● Task requirements
Exactly as they appear, output all of the records. Skip any images.

● Data provided
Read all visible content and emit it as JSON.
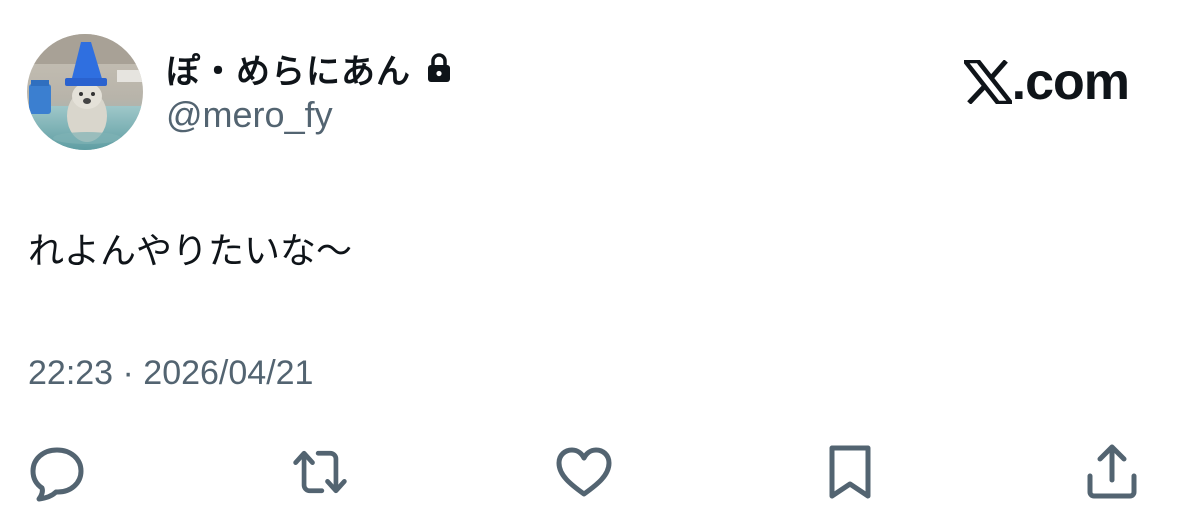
{
  "user": {
    "display_name": "ぽ・めらにあん",
    "handle": "@mero_fy",
    "protected_icon": "lock-icon",
    "avatar_description_icon": "avatar"
  },
  "brand": {
    "logo_icon": "x-logo-icon",
    "text": ".com"
  },
  "tweet": {
    "text": "れよんやりたいな〜",
    "timestamp": "22:23 · 2026/04/21"
  },
  "actions": [
    {
      "name": "reply",
      "icon": "speech-bubble-icon"
    },
    {
      "name": "repost",
      "icon": "repost-icon"
    },
    {
      "name": "like",
      "icon": "heart-icon"
    },
    {
      "name": "bookmark",
      "icon": "bookmark-icon"
    },
    {
      "name": "share",
      "icon": "share-icon"
    }
  ],
  "colors": {
    "text_primary": "#0f1419",
    "text_secondary": "#536471",
    "icon": "#536471",
    "background": "#ffffff"
  }
}
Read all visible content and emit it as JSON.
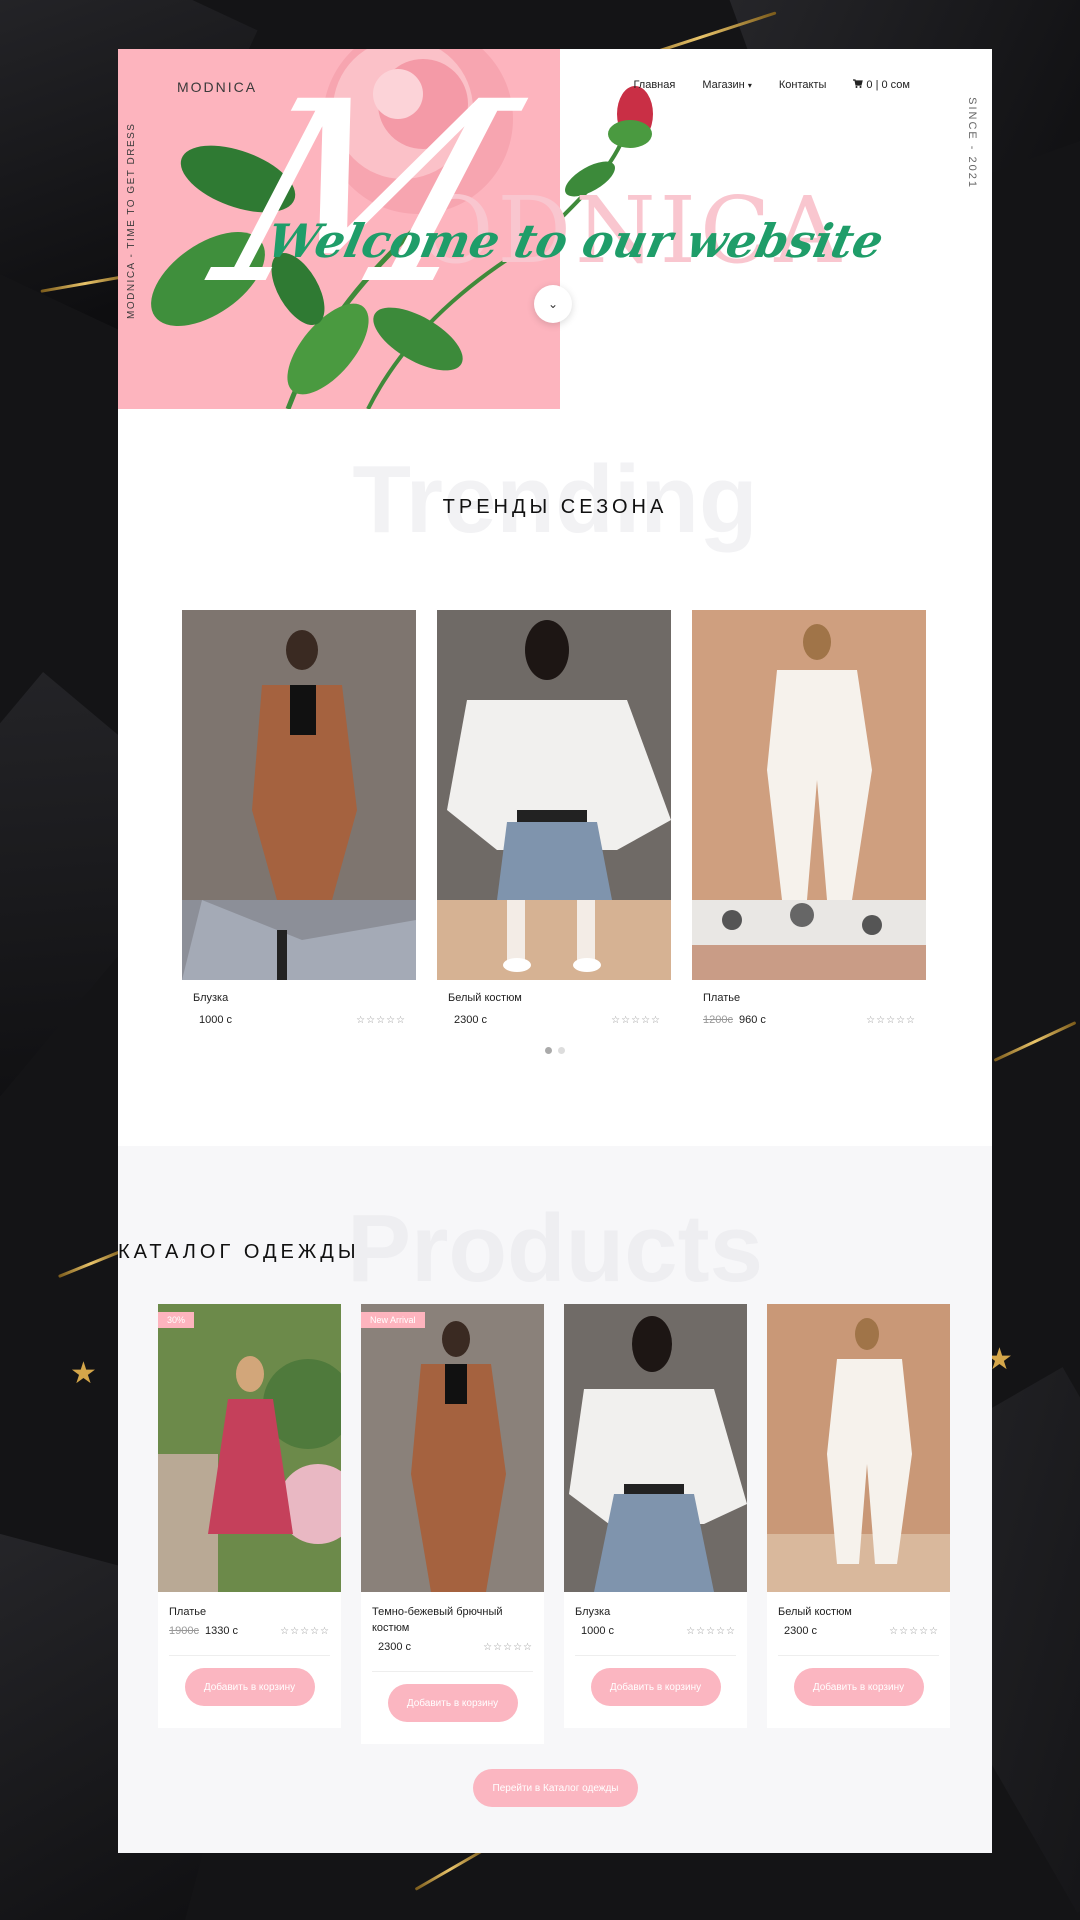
{
  "header": {
    "brand": "MODNICA",
    "side_text": "MODNICA - TIME TO GET DRESS",
    "since_text": "SINCE - 2021",
    "hero_word": "ODNICA",
    "hero_letter": "M",
    "welcome": "Welcome to our website",
    "nav": [
      {
        "label": "Главная"
      },
      {
        "label": "Магазин",
        "dropdown": true
      },
      {
        "label": "Контакты"
      }
    ],
    "cart": {
      "icon": "cart-icon",
      "label": "0 | 0 сом"
    },
    "caret": "▾",
    "scroll_icon": "⌄"
  },
  "trending": {
    "bg_word": "Trending",
    "title": "ТРЕНДЫ СЕЗОНА",
    "items": [
      {
        "name": "Блузка",
        "price": "1000 с",
        "old_price": "",
        "rating": "☆☆☆☆☆"
      },
      {
        "name": "Белый костюм",
        "price": "2300 с",
        "old_price": "",
        "rating": "☆☆☆☆☆"
      },
      {
        "name": "Платье",
        "price": "960 с",
        "old_price": "1200с",
        "rating": "☆☆☆☆☆"
      }
    ]
  },
  "products": {
    "bg_word": "Products",
    "title": "КАТАЛОГ ОДЕЖДЫ",
    "items": [
      {
        "name": "Платье",
        "price": "1330 с",
        "old_price": "1900с",
        "tag": "30%",
        "rating": "☆☆☆☆☆",
        "button": "Добавить в корзину"
      },
      {
        "name": "Темно-бежевый брючный костюм",
        "price": "2300 с",
        "old_price": "",
        "tag": "New Arrival",
        "rating": "☆☆☆☆☆",
        "button": "Добавить в корзину"
      },
      {
        "name": "Блузка",
        "price": "1000 с",
        "old_price": "",
        "tag": "",
        "rating": "☆☆☆☆☆",
        "button": "Добавить в корзину"
      },
      {
        "name": "Белый костюм",
        "price": "2300 с",
        "old_price": "",
        "tag": "",
        "rating": "☆☆☆☆☆",
        "button": "Добавить в корзину"
      }
    ],
    "catalog_button": "Перейти в Каталог одежды"
  },
  "colors": {
    "pink": "#fdb4be",
    "green_script": "#1f9d69",
    "button_pink": "#fbb6c1",
    "backdrop": "#141416"
  }
}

● Solution to this task
Read all visible content and emit it as JSON.
{
  "user": {
    "display_name": "ぽ・めらにあん",
    "handle": "@mero_fy",
    "protected_icon": "lock-icon",
    "avatar_description_icon": "avatar"
  },
  "brand": {
    "logo_icon": "x-logo-icon",
    "text": ".com"
  },
  "tweet": {
    "text": "れよんやりたいな〜",
    "timestamp": "22:23 · 2026/04/21"
  },
  "actions": [
    {
      "name": "reply",
      "icon": "speech-bubble-icon"
    },
    {
      "name": "repost",
      "icon": "repost-icon"
    },
    {
      "name": "like",
      "icon": "heart-icon"
    },
    {
      "name": "bookmark",
      "icon": "bookmark-icon"
    },
    {
      "name": "share",
      "icon": "share-icon"
    }
  ],
  "colors": {
    "text_primary": "#0f1419",
    "text_secondary": "#536471",
    "icon": "#536471",
    "background": "#ffffff"
  }
}
Read all visible content and emit it as JSON.
{
  "header": {
    "brand": "MODNICA",
    "side_text": "MODNICA - TIME TO GET DRESS",
    "since_text": "SINCE - 2021",
    "hero_word": "ODNICA",
    "hero_letter": "M",
    "welcome": "Welcome to our website",
    "nav": [
      {
        "label": "Главная"
      },
      {
        "label": "Магазин",
        "dropdown": true
      },
      {
        "label": "Контакты"
      }
    ],
    "cart": {
      "icon": "cart-icon",
      "label": "0 | 0 сом"
    },
    "caret": "▾",
    "scroll_icon": "⌄"
  },
  "trending": {
    "bg_word": "Trending",
    "title": "ТРЕНДЫ СЕЗОНА",
    "items": [
      {
        "name": "Блузка",
        "price": "1000 с",
        "old_price": "",
        "rating": "☆☆☆☆☆"
      },
      {
        "name": "Белый костюм",
        "price": "2300 с",
        "old_price": "",
        "rating": "☆☆☆☆☆"
      },
      {
        "name": "Платье",
        "price": "960 с",
        "old_price": "1200с",
        "rating": "☆☆☆☆☆"
      }
    ]
  },
  "products": {
    "bg_word": "Products",
    "title": "КАТАЛОГ ОДЕЖДЫ",
    "items": [
      {
        "name": "Платье",
        "price": "1330 с",
        "old_price": "1900с",
        "tag": "30%",
        "rating": "☆☆☆☆☆",
        "button": "Добавить в корзину"
      },
      {
        "name": "Темно-бежевый брючный костюм",
        "price": "2300 с",
        "old_price": "",
        "tag": "New Arrival",
        "rating": "☆☆☆☆☆",
        "button": "Добавить в корзину"
      },
      {
        "name": "Блузка",
        "price": "1000 с",
        "old_price": "",
        "tag": "",
        "rating": "☆☆☆☆☆",
        "button": "Добавить в корзину"
      },
      {
        "name": "Белый костюм",
        "price": "2300 с",
        "old_price": "",
        "tag": "",
        "rating": "☆☆☆☆☆",
        "button": "Добавить в корзину"
      }
    ],
    "catalog_button": "Перейти в Каталог одежды"
  },
  "colors": {
    "pink": "#fdb4be",
    "green_script": "#1f9d69",
    "button_pink": "#fbb6c1",
    "backdrop": "#141416"
  }
}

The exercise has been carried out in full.